## CONSIGNES DE L'EXERCICE
(1) Recopiez le passage de l'article sur Anjouan allant de "MUTSAMUDU (Comores) - Le" jusqu'à "vue de l'invasion.", en renommant "Anjouanais" en "habitants de l'île".
(2) Répondez aux questions suivantes à partir de l'article sur Anjouan.
(a) Où le commandant Ahmed Salim a-t-il tenu sa conférence de presse ?
(b) Selon le commandant, qu'en est-il des écoles ?
(c) Par quel moyen l'AND a-t-elle largué des tracts lundi ?

══ EXTRAIT DU DOCUMENT

Anjouan: le chef des gendarmes "déterminé à protéger les populations"

Publié le par achaha

MUTSAMUDU (Comores) - Le chef de la Force de gendarmerie d'Anjouan (FGA), l'armée du colonel Mohamed Bacar, a affirmé lundi soir que ses hommes restaient "déterminés" à protéger les Anjouanais, en réaction à la diffusion d'un tract de l'armée comorienne les appelant à rester chez eux en vue de l'invasion.

Dans un message aux Anjouanais, le commandant Ahmed Salim a déclaré au cours d'une conférence de presse à Mutsamudu que "la FGA entend assumer ses missions telles que définies par la loi. Les écoles restent ouvertes, les activités doivent se poursuivre".

"La FGA reste déterminée à protéger les résidents d'Anjouan et à faire respecter toutes les lois en vigueur", a-t-il ajouté.

Selon l'officier, "l'AND (Armée nationale de développement, fédérale) est en train d'outrepasser ses attributions, notamment en faisant agir des forces étrangères contre la FGA".

L'AND a largué lundi des tracts par hélicoptère sur la capitale de l'île d'Anjouan pour avertir la population de Mutsamudu de l'imminence d'une opération militaire devant intervenir "dans les jours ou plutôt dans les heures qui viennent" et conseiller aux résidents de rester chez eux pendant l'intervention, selon un journaliste de l'AFP.

════
══ ENTRÉES FOURNIES

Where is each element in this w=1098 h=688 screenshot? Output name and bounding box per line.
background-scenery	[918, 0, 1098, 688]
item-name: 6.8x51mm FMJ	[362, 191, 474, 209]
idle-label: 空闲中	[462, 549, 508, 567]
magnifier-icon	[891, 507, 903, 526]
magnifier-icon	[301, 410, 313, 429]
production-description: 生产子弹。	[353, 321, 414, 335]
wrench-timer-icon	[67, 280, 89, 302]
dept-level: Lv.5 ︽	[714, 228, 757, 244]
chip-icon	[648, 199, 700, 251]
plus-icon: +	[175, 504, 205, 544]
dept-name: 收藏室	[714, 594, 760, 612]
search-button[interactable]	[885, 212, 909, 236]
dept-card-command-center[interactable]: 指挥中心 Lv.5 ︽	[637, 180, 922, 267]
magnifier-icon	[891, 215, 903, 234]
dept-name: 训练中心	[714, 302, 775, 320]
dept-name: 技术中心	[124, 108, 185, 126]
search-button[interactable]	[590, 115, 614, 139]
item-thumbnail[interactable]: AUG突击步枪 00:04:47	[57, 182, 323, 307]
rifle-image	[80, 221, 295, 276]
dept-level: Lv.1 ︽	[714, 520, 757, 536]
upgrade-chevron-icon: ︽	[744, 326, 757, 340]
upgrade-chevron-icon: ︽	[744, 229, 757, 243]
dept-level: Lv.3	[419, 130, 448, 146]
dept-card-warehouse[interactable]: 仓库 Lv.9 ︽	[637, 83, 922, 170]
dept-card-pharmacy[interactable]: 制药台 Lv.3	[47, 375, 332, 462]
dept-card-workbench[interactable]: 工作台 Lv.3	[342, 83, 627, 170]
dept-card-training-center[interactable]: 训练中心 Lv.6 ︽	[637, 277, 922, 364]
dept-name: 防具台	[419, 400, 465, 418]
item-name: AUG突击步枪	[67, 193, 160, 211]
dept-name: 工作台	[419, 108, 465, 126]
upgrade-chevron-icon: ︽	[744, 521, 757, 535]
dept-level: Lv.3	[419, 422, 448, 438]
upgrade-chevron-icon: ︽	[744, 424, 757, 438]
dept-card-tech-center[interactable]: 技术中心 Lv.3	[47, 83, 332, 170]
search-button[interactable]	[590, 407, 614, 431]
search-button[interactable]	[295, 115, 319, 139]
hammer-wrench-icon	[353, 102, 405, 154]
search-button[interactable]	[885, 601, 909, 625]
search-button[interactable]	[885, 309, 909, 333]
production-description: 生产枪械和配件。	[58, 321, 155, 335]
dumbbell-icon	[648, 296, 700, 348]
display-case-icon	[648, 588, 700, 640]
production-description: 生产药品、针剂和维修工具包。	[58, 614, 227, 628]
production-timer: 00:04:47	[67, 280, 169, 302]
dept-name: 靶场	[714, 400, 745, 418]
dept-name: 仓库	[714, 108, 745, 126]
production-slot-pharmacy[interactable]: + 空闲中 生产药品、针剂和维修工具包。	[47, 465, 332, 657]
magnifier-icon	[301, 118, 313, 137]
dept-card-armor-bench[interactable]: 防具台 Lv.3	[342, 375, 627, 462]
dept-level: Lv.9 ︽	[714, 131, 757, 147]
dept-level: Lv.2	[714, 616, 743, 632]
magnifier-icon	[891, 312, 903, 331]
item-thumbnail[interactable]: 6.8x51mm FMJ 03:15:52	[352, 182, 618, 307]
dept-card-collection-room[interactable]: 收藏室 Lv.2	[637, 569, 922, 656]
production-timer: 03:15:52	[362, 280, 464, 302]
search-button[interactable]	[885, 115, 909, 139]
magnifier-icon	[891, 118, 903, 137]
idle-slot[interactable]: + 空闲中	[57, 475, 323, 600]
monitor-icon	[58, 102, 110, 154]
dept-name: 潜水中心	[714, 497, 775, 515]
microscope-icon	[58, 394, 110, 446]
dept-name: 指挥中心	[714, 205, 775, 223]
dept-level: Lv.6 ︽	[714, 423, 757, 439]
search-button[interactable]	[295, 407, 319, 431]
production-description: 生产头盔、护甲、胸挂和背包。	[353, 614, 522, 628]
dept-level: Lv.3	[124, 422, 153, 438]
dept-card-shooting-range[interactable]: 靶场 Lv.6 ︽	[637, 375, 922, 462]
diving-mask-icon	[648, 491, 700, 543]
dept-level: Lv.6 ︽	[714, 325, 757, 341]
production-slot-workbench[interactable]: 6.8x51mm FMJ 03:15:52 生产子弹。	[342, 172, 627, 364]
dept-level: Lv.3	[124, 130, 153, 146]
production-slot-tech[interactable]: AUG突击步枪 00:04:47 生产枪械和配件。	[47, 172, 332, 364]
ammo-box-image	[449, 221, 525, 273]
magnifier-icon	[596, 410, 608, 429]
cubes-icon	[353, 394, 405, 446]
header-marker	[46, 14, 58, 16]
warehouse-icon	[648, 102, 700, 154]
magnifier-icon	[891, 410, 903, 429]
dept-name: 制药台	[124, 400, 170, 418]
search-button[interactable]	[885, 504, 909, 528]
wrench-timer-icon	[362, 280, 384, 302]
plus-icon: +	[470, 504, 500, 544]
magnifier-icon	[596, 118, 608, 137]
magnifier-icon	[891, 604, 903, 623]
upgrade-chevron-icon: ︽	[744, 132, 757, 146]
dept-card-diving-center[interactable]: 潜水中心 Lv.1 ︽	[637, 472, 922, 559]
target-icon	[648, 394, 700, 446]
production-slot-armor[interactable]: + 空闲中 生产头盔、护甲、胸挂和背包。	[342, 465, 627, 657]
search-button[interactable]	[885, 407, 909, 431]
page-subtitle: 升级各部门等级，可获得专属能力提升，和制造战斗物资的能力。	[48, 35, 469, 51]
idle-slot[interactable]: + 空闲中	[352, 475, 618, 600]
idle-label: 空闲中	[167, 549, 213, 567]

════

## RÉPONSES PAR CONSIGNE
(1)
MUTSAMUDU (Comores) - Le chef de la Force de gendarmerie d'Anjouan (FGA), l'armée du colonel Mohamed Bacar, a affirmé lundi soir que ses hommes restaient "déterminés" à protéger les habitants de l'île, en réaction à la diffusion d'un tract de l'armée comorienne les appelant à rester chez eux en vue de l'invasion.

(2)
(a) À Mutsamudu.
(b) Elles restent ouvertes.
(c) Par hélicoptère.